--- WORK REQUIRED ---
Extract every line below, verbatim.

[start]

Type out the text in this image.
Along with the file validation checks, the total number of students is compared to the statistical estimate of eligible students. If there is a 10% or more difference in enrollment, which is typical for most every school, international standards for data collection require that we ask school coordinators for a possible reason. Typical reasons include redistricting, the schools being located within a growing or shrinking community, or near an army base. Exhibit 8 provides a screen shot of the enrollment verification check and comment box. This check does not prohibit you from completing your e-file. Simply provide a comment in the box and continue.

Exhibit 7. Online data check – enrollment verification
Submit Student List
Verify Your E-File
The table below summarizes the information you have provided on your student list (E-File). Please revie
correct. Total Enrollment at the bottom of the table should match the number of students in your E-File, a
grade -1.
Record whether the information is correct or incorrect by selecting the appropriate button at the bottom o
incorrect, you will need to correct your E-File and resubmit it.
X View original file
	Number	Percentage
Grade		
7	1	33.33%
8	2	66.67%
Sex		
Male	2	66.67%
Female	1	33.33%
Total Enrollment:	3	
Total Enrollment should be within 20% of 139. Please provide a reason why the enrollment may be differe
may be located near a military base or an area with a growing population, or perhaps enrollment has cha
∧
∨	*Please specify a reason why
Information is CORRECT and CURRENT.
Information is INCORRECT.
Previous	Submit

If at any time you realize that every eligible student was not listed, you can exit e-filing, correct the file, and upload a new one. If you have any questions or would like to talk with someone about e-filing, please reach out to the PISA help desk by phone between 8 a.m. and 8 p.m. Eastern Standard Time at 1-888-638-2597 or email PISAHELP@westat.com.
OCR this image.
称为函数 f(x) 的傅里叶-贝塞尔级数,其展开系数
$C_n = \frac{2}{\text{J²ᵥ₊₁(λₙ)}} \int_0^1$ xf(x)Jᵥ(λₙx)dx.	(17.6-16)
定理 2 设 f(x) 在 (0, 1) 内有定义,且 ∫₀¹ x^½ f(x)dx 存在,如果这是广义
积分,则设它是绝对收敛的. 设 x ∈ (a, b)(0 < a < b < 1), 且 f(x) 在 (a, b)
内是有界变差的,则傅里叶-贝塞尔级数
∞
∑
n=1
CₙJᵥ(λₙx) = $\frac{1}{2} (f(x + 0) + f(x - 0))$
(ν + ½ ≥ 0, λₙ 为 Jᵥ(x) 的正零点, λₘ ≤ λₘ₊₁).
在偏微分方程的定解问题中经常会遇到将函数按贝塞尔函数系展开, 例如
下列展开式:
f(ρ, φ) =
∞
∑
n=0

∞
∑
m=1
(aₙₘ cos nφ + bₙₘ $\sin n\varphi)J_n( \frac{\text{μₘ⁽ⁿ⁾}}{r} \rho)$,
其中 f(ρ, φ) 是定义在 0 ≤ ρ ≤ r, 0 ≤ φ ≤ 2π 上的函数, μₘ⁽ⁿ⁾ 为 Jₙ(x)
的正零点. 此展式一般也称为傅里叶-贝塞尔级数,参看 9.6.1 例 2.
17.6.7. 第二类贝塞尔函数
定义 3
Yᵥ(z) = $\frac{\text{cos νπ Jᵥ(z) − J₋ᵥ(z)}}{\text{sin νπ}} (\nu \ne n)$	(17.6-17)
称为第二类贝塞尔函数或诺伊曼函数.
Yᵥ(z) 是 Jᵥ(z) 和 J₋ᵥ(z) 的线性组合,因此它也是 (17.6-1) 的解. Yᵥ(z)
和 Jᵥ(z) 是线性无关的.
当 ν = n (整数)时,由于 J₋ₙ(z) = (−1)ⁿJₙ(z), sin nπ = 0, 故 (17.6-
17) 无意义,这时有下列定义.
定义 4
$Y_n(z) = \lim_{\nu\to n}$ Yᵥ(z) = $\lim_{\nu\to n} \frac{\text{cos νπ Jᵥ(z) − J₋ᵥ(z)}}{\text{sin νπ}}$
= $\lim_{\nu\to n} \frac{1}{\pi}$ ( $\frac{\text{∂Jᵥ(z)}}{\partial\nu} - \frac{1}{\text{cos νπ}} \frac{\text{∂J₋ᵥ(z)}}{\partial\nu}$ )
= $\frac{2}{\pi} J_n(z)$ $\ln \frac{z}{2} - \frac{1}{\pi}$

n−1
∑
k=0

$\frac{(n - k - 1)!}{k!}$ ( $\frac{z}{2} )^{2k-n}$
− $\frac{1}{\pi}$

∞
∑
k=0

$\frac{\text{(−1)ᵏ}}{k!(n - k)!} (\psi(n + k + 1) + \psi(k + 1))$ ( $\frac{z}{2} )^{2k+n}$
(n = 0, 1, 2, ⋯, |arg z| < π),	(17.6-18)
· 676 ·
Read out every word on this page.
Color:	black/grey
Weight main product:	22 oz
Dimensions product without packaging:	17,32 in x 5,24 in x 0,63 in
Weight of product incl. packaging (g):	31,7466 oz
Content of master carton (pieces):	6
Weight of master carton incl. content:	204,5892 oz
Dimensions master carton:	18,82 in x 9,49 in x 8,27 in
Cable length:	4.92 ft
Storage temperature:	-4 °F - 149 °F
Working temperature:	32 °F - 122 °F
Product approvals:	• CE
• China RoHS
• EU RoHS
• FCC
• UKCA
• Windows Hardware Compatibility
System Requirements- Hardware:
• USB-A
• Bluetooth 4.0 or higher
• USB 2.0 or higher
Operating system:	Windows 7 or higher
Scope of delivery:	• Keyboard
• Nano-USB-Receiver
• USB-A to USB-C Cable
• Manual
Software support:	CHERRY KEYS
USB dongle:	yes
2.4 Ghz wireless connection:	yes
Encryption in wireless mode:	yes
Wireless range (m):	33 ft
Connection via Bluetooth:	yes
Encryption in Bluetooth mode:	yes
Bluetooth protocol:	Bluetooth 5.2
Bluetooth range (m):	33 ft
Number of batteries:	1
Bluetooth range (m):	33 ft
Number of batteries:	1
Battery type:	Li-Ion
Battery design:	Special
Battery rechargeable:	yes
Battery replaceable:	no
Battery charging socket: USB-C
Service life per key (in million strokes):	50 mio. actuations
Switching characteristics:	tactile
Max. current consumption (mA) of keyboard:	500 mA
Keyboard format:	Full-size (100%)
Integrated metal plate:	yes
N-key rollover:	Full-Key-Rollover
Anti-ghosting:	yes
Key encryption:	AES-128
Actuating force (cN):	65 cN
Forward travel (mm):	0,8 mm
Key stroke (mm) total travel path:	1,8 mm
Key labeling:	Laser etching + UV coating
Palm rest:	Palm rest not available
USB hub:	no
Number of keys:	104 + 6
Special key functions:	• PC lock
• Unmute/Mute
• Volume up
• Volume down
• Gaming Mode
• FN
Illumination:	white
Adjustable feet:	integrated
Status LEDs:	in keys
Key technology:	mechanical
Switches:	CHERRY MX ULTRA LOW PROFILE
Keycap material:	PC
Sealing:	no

[end]

--- FINISHED ANSWER ---
Type out the text in this image.
Along with the file validation checks, the total number of students is compared to the statistical estimate of eligible students. If there is a 10% or more difference in enrollment, which is typical for most every school, international standards for data collection require that we ask school coordinators for a possible reason. Typical reasons include redistricting, the schools being located within a growing or shrinking community, or near an army base. Exhibit 8 provides a screen shot of the enrollment verification check and comment box. This check does not prohibit you from completing your e-file. Simply provide a comment in the box and continue.

Exhibit 7. Online data check – enrollment verification
Submit Student List
Verify Your E-File
The table below summarizes the information you have provided on your student list (E-File). Please revie
correct. Total Enrollment at the bottom of the table should match the number of students in your E-File, a
grade -1.
Record whether the information is correct or incorrect by selecting the appropriate button at the bottom o
incorrect, you will need to correct your E-File and resubmit it.
X View original file
	Number	Percentage
Grade		
7	1	33.33%
8	2	66.67%
Sex		
Male	2	66.67%
Female	1	33.33%
Total Enrollment:	3	
Total Enrollment should be within 20% of 139. Please provide a reason why the enrollment may be differe
may be located near a military base or an area with a growing population, or perhaps enrollment has cha
∧
∨	*Please specify a reason why
Information is CORRECT and CURRENT.
Information is INCORRECT.
Previous	Submit

If at any time you realize that every eligible student was not listed, you can exit e-filing, correct the file, and upload a new one. If you have any questions or would like to talk with someone about e-filing, please reach out to the PISA help desk by phone between 8 a.m. and 8 p.m. Eastern Standard Time at 1-888-638-2597 or email PISAHELP@westat.com.
OCR this image.
称为函数 f(x) 的傅里叶-贝塞尔级数,其展开系数
$C_n = \frac{2}{\text{J²ᵥ₊₁(λₙ)}} \int_0^1$ xf(x)Jᵥ(λₙx)dx.	(17.6-16)
定理 2 设 f(x) 在 (0, 1) 内有定义,且 ∫₀¹ x^½ f(x)dx 存在,如果这是广义
积分,则设它是绝对收敛的. 设 x ∈ (a, b)(0 < a < b < 1), 且 f(x) 在 (a, b)
内是有界变差的,则傅里叶-贝塞尔级数
∞
∑
n=1
CₙJᵥ(λₙx) = $\frac{1}{2} (f(x + 0) + f(x - 0))$
(ν + ½ ≥ 0, λₙ 为 Jᵥ(x) 的正零点, λₘ ≤ λₘ₊₁).
在偏微分方程的定解问题中经常会遇到将函数按贝塞尔函数系展开, 例如
下列展开式:
f(ρ, φ) =
∞
∑
n=0

∞
∑
m=1
(aₙₘ cos nφ + bₙₘ $\sin n\varphi)J_n( \frac{\text{μₘ⁽ⁿ⁾}}{r} \rho)$,
其中 f(ρ, φ) 是定义在 0 ≤ ρ ≤ r, 0 ≤ φ ≤ 2π 上的函数, μₘ⁽ⁿ⁾ 为 Jₙ(x)
的正零点. 此展式一般也称为傅里叶-贝塞尔级数,参看 9.6.1 例 2.
17.6.7. 第二类贝塞尔函数
定义 3
Yᵥ(z) = $\frac{\text{cos νπ Jᵥ(z) − J₋ᵥ(z)}}{\text{sin νπ}} (\nu \ne n)$	(17.6-17)
称为第二类贝塞尔函数或诺伊曼函数.
Yᵥ(z) 是 Jᵥ(z) 和 J₋ᵥ(z) 的线性组合,因此它也是 (17.6-1) 的解. Yᵥ(z)
和 Jᵥ(z) 是线性无关的.
当 ν = n (整数)时,由于 J₋ₙ(z) = (−1)ⁿJₙ(z), sin nπ = 0, 故 (17.6-
17) 无意义,这时有下列定义.
定义 4
$Y_n(z) = \lim_{\nu\to n}$ Yᵥ(z) = $\lim_{\nu\to n} \frac{\text{cos νπ Jᵥ(z) − J₋ᵥ(z)}}{\text{sin νπ}}$
= $\lim_{\nu\to n} \frac{1}{\pi}$ ( $\frac{\text{∂Jᵥ(z)}}{\partial\nu} - \frac{1}{\text{cos νπ}} \frac{\text{∂J₋ᵥ(z)}}{\partial\nu}$ )
= $\frac{2}{\pi} J_n(z)$ $\ln \frac{z}{2} - \frac{1}{\pi}$

n−1
∑
k=0

$\frac{(n - k - 1)!}{k!}$ ( $\frac{z}{2} )^{2k-n}$
− $\frac{1}{\pi}$

∞
∑
k=0

$\frac{\text{(−1)ᵏ}}{k!(n - k)!} (\psi(n + k + 1) + \psi(k + 1))$ ( $\frac{z}{2} )^{2k+n}$
(n = 0, 1, 2, ⋯, |arg z| < π),	(17.6-18)
· 676 ·
Read out every word on this page.
Color:	black/grey
Weight main product:	22 oz
Dimensions product without packaging:	17,32 in x 5,24 in x 0,63 in
Weight of product incl. packaging (g):	31,7466 oz
Content of master carton (pieces):	6
Weight of master carton incl. content:	204,5892 oz
Dimensions master carton:	18,82 in x 9,49 in x 8,27 in
Cable length:	4.92 ft
Storage temperature:	-4 °F - 149 °F
Working temperature:	32 °F - 122 °F
Product approvals:	• CE
• China RoHS
• EU RoHS
• FCC
• UKCA
• Windows Hardware Compatibility
System Requirements- Hardware:
• USB-A
• Bluetooth 4.0 or higher
• USB 2.0 or higher
Operating system:	Windows 7 or higher
Scope of delivery:	• Keyboard
• Nano-USB-Receiver
• USB-A to USB-C Cable
• Manual
Software support:	CHERRY KEYS
USB dongle:	yes
2.4 Ghz wireless connection:	yes
Encryption in wireless mode:	yes
Wireless range (m):	33 ft
Connection via Bluetooth:	yes
Encryption in Bluetooth mode:	yes
Bluetooth protocol:	Bluetooth 5.2
Bluetooth range (m):	33 ft
Number of batteries:	1
Bluetooth range (m):	33 ft
Number of batteries:	1
Battery type:	Li-Ion
Battery design:	Special
Battery rechargeable:	yes
Battery replaceable:	no
Battery charging socket: USB-C
Service life per key (in million strokes):	50 mio. actuations
Switching characteristics:	tactile
Max. current consumption (mA) of keyboard:	500 mA
Keyboard format:	Full-size (100%)
Integrated metal plate:	yes
N-key rollover:	Full-Key-Rollover
Anti-ghosting:	yes
Key encryption:	AES-128
Actuating force (cN):	65 cN
Forward travel (mm):	0,8 mm
Key stroke (mm) total travel path:	1,8 mm
Key labeling:	Laser etching + UV coating
Palm rest:	Palm rest not available
USB hub:	no
Number of keys:	104 + 6
Special key functions:	• PC lock
• Unmute/Mute
• Volume up
• Volume down
• Gaming Mode
• FN
Illumination:	white
Adjustable feet:	integrated
Status LEDs:	in keys
Key technology:	mechanical
Switches:	CHERRY MX ULTRA LOW PROFILE
Keycap material:	PC
Sealing:	no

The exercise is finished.